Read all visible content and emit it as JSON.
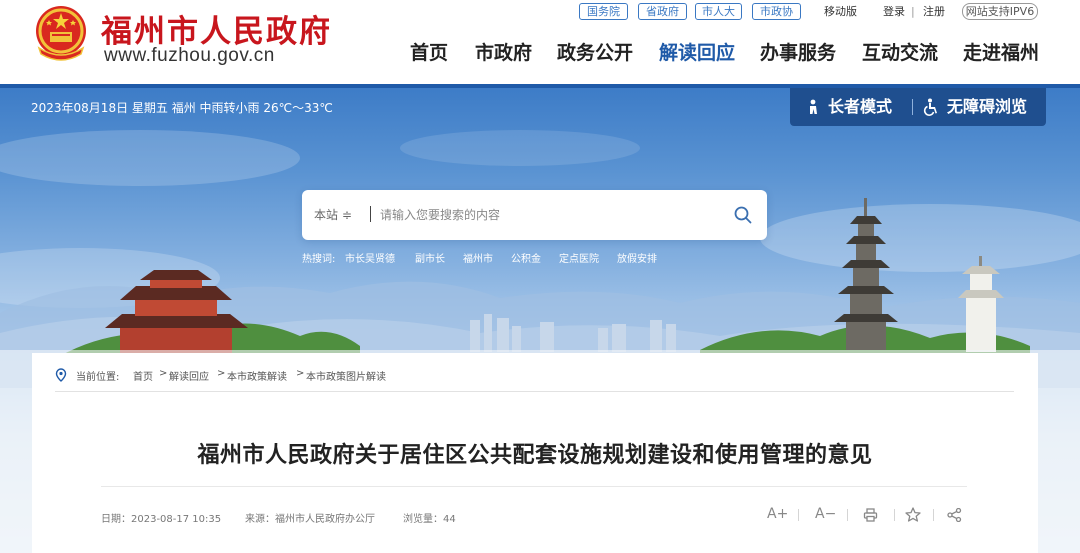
{
  "header": {
    "site_name": "福州市人民政府",
    "site_url": "www.fuzhou.gov.cn",
    "top_links": [
      "国务院",
      "省政府",
      "市人大",
      "市政协"
    ],
    "mobile": "移动版",
    "login": "登录",
    "divider": "|",
    "register": "注册",
    "ipv6": "网站支持IPV6"
  },
  "nav": {
    "items": [
      "首页",
      "市政府",
      "政务公开",
      "解读回应",
      "办事服务",
      "互动交流",
      "走进福州"
    ],
    "active": "解读回应"
  },
  "banner": {
    "weather": "2023年08月18日 星期五  福州 中雨转小雨 26℃～33℃",
    "elder_mode": "长者模式",
    "accessible": "无障碍浏览"
  },
  "search": {
    "scope": "本站 ≑",
    "placeholder": "请输入您要搜索的内容",
    "hot_label": "热搜词:",
    "hot_words": [
      "市长吴贤德",
      "副市长",
      "福州市",
      "公积金",
      "定点医院",
      "放假安排"
    ]
  },
  "breadcrumb": {
    "label": "当前位置:",
    "items": [
      "首页",
      "解读回应",
      "本市政策解读",
      "本市政策图片解读"
    ],
    "separator": ">"
  },
  "article": {
    "title": "福州市人民政府关于居住区公共配套设施规划建设和使用管理的意见",
    "date": "日期：2023-08-17 10:35",
    "source": "来源：福州市人民政府办公厅",
    "views": "浏览量：44"
  },
  "tools": {
    "font_up": "A+",
    "font_down": "A−",
    "print_icon": "printer-icon",
    "favorite_icon": "star-icon",
    "share_icon": "share-icon"
  },
  "colors": {
    "brand_red": "#c8161d",
    "brand_blue": "#1f5aa8",
    "access_bar": "#1f4f8f"
  }
}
::::::
# Request
Quote the full listing above word for word; exclude every picture from the copy.

# Solution to this exercise
Read all visible content and emit it as JSON.
{
  "header": {
    "site_name": "福州市人民政府",
    "site_url": "www.fuzhou.gov.cn",
    "top_links": [
      "国务院",
      "省政府",
      "市人大",
      "市政协"
    ],
    "mobile": "移动版",
    "login": "登录",
    "divider": "|",
    "register": "注册",
    "ipv6": "网站支持IPV6"
  },
  "nav": {
    "items": [
      "首页",
      "市政府",
      "政务公开",
      "解读回应",
      "办事服务",
      "互动交流",
      "走进福州"
    ],
    "active": "解读回应"
  },
  "banner": {
    "weather": "2023年08月18日 星期五  福州 中雨转小雨 26℃～33℃",
    "elder_mode": "长者模式",
    "accessible": "无障碍浏览"
  },
  "search": {
    "scope": "本站 ≑",
    "placeholder": "请输入您要搜索的内容",
    "hot_label": "热搜词:",
    "hot_words": [
      "市长吴贤德",
      "副市长",
      "福州市",
      "公积金",
      "定点医院",
      "放假安排"
    ]
  },
  "breadcrumb": {
    "label": "当前位置:",
    "items": [
      "首页",
      "解读回应",
      "本市政策解读",
      "本市政策图片解读"
    ],
    "separator": ">"
  },
  "article": {
    "title": "福州市人民政府关于居住区公共配套设施规划建设和使用管理的意见",
    "date": "日期：2023-08-17 10:35",
    "source": "来源：福州市人民政府办公厅",
    "views": "浏览量：44"
  },
  "tools": {
    "font_up": "A+",
    "font_down": "A−",
    "print_icon": "printer-icon",
    "favorite_icon": "star-icon",
    "share_icon": "share-icon"
  },
  "colors": {
    "brand_red": "#c8161d",
    "brand_blue": "#1f5aa8",
    "access_bar": "#1f4f8f"
  }
}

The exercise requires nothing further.